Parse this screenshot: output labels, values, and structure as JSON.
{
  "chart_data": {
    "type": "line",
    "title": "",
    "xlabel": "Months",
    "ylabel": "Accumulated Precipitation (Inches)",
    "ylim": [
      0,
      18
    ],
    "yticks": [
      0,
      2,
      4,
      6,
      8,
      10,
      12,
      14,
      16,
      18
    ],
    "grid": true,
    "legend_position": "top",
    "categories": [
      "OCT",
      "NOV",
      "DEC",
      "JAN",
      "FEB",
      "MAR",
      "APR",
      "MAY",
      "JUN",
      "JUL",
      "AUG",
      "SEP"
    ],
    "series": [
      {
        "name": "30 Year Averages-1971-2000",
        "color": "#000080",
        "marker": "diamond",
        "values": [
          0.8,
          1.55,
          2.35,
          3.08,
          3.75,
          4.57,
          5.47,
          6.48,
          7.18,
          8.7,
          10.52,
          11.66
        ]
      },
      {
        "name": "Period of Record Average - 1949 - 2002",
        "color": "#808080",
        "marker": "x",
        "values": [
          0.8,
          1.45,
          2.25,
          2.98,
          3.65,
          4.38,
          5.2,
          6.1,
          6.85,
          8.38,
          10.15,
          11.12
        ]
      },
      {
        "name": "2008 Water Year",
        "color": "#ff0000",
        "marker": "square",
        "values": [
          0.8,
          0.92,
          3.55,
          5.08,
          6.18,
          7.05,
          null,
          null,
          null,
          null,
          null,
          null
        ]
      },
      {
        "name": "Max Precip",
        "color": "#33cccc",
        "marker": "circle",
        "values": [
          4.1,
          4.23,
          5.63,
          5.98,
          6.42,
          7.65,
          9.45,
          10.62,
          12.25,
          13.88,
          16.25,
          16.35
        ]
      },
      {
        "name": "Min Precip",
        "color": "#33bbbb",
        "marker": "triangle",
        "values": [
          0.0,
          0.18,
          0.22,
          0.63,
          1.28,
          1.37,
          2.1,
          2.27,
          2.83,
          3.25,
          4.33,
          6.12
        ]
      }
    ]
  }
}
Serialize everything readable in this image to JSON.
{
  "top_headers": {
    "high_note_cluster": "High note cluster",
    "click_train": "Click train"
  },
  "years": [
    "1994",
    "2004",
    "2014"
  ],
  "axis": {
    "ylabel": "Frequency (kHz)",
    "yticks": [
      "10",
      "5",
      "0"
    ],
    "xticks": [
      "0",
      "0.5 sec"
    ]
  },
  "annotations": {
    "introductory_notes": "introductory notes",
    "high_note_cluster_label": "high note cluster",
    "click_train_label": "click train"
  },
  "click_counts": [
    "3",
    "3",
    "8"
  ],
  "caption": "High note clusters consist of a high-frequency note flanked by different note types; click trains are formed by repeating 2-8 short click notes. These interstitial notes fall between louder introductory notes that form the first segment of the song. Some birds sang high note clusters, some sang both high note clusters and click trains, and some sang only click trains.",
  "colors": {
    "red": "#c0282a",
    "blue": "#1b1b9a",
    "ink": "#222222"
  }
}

**Stated exercise**: Print the entries exactly. Include every one.

**Right answer**:
Parse this screenshot: output labels, values, and structure as JSON.
{
  "chart_data": {
    "type": "line",
    "title": "",
    "xlabel": "Months",
    "ylabel": "Accumulated Precipitation (Inches)",
    "ylim": [
      0,
      18
    ],
    "yticks": [
      0,
      2,
      4,
      6,
      8,
      10,
      12,
      14,
      16,
      18
    ],
    "grid": true,
    "legend_position": "top",
    "categories": [
      "OCT",
      "NOV",
      "DEC",
      "JAN",
      "FEB",
      "MAR",
      "APR",
      "MAY",
      "JUN",
      "JUL",
      "AUG",
      "SEP"
    ],
    "series": [
      {
        "name": "30 Year Averages-1971-2000",
        "color": "#000080",
        "marker": "diamond",
        "values": [
          0.8,
          1.55,
          2.35,
          3.08,
          3.75,
          4.57,
          5.47,
          6.48,
          7.18,
          8.7,
          10.52,
          11.66
        ]
      },
      {
        "name": "Period of Record Average - 1949 - 2002",
        "color": "#808080",
        "marker": "x",
        "values": [
          0.8,
          1.45,
          2.25,
          2.98,
          3.65,
          4.38,
          5.2,
          6.1,
          6.85,
          8.38,
          10.15,
          11.12
        ]
      },
      {
        "name": "2008 Water Year",
        "color": "#ff0000",
        "marker": "square",
        "values": [
          0.8,
          0.92,
          3.55,
          5.08,
          6.18,
          7.05,
          null,
          null,
          null,
          null,
          null,
          null
        ]
      },
      {
        "name": "Max Precip",
        "color": "#33cccc",
        "marker": "circle",
        "values": [
          4.1,
          4.23,
          5.63,
          5.98,
          6.42,
          7.65,
          9.45,
          10.62,
          12.25,
          13.88,
          16.25,
          16.35
        ]
      },
      {
        "name": "Min Precip",
        "color": "#33bbbb",
        "marker": "triangle",
        "values": [
          0.0,
          0.18,
          0.22,
          0.63,
          1.28,
          1.37,
          2.1,
          2.27,
          2.83,
          3.25,
          4.33,
          6.12
        ]
      }
    ]
  }
}
Serialize everything readable in this image to JSON.
{
  "top_headers": {
    "high_note_cluster": "High note cluster",
    "click_train": "Click train"
  },
  "years": [
    "1994",
    "2004",
    "2014"
  ],
  "axis": {
    "ylabel": "Frequency (kHz)",
    "yticks": [
      "10",
      "5",
      "0"
    ],
    "xticks": [
      "0",
      "0.5 sec"
    ]
  },
  "annotations": {
    "introductory_notes": "introductory notes",
    "high_note_cluster_label": "high note cluster",
    "click_train_label": "click train"
  },
  "click_counts": [
    "3",
    "3",
    "8"
  ],
  "caption": "High note clusters consist of a high-frequency note flanked by different note types; click trains are formed by repeating 2-8 short click notes. These interstitial notes fall between louder introductory notes that form the first segment of the song. Some birds sang high note clusters, some sang both high note clusters and click trains, and some sang only click trains.",
  "colors": {
    "red": "#c0282a",
    "blue": "#1b1b9a",
    "ink": "#222222"
  }
}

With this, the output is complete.